▶ **Exercise brief**
Rewrite the listing from its first line through the line containing "wave-height-value: 8.92: [668, 535, 690, 546]", changing every instance of "wave-height-value" to "significant-wave-height" and leaving all other text as it stands.

▶ **Supplied data**
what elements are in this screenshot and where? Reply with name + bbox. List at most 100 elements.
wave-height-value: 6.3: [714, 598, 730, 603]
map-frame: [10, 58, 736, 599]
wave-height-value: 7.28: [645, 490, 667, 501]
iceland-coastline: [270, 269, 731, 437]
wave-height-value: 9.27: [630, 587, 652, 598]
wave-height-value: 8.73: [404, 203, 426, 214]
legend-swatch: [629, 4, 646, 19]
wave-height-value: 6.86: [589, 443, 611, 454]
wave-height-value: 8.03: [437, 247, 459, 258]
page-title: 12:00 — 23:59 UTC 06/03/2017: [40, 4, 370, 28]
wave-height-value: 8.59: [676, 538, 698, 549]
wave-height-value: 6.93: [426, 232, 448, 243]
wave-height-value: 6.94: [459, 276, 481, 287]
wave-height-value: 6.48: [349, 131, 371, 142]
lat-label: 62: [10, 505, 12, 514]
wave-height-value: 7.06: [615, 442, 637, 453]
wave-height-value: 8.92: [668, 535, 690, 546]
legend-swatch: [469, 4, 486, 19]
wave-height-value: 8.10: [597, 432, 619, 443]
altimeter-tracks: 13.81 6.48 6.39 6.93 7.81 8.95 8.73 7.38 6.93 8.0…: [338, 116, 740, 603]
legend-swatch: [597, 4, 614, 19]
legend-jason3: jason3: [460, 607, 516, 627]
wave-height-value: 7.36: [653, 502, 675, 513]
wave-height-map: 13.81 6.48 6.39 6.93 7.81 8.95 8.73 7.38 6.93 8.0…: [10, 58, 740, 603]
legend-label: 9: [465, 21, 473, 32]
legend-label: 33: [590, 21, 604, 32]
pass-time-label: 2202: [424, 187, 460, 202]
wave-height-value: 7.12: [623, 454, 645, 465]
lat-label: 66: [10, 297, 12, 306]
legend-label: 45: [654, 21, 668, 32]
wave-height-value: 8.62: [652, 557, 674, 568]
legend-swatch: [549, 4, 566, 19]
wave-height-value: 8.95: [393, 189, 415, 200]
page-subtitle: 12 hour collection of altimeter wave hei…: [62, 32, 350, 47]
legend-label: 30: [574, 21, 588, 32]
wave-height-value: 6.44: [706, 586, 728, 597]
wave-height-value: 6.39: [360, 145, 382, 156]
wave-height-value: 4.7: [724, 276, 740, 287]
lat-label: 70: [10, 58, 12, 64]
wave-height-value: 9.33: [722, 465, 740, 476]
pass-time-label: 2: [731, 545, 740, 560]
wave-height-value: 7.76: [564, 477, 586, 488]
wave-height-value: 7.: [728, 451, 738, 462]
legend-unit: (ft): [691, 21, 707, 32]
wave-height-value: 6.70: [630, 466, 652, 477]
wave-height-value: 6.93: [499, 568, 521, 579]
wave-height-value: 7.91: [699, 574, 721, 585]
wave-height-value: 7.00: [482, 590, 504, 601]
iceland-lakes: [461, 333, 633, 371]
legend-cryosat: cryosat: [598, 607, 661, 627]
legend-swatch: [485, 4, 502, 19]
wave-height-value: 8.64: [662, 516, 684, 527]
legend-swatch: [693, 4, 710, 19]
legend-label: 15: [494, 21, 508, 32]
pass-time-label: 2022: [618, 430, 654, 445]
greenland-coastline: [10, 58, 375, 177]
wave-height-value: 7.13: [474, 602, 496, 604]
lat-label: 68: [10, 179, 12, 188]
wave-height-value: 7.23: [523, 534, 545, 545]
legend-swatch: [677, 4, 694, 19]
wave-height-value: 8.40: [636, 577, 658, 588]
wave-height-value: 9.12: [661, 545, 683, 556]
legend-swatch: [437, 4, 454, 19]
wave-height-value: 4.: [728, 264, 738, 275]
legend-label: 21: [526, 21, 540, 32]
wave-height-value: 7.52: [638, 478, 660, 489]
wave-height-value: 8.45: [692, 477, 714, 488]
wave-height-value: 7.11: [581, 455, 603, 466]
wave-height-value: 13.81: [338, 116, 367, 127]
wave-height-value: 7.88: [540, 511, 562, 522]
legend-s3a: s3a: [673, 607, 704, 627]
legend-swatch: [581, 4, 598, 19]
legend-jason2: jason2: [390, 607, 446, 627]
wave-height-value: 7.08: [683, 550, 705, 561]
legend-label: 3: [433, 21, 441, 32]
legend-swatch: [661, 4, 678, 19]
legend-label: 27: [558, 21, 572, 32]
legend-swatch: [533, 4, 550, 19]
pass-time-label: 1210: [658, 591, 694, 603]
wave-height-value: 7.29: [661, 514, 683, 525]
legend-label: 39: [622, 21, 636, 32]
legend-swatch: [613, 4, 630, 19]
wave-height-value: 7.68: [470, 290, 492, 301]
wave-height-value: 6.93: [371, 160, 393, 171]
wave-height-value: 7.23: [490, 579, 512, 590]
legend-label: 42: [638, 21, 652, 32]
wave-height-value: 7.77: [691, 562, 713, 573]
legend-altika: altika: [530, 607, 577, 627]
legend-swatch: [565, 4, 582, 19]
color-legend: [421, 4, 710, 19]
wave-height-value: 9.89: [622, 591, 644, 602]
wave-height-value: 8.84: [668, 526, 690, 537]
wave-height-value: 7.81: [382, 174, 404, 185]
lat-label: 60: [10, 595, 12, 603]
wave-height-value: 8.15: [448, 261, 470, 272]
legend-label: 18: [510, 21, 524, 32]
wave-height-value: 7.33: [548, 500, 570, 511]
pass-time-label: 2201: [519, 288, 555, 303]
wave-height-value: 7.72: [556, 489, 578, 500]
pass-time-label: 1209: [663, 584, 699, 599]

▶ **Problem solution**
what elements are in this screenshot and where? Reply with name + bbox. List at most 100 elements.
significant-wave-height: 6.3: [714, 598, 730, 603]
map-frame: [10, 58, 736, 599]
significant-wave-height: 7.28: [645, 490, 667, 501]
iceland-coastline: [270, 269, 731, 437]
significant-wave-height: 9.27: [630, 587, 652, 598]
significant-wave-height: 8.73: [404, 203, 426, 214]
legend-swatch: [629, 4, 646, 19]
significant-wave-height: 6.86: [589, 443, 611, 454]
significant-wave-height: 8.03: [437, 247, 459, 258]
page-title: 12:00 — 23:59 UTC 06/03/2017: [40, 4, 370, 28]
significant-wave-height: 8.59: [676, 538, 698, 549]
significant-wave-height: 6.93: [426, 232, 448, 243]
significant-wave-height: 6.94: [459, 276, 481, 287]
significant-wave-height: 6.48: [349, 131, 371, 142]
lat-label: 62: [10, 505, 12, 514]
significant-wave-height: 7.06: [615, 442, 637, 453]
significant-wave-height: 8.92: [668, 535, 690, 546]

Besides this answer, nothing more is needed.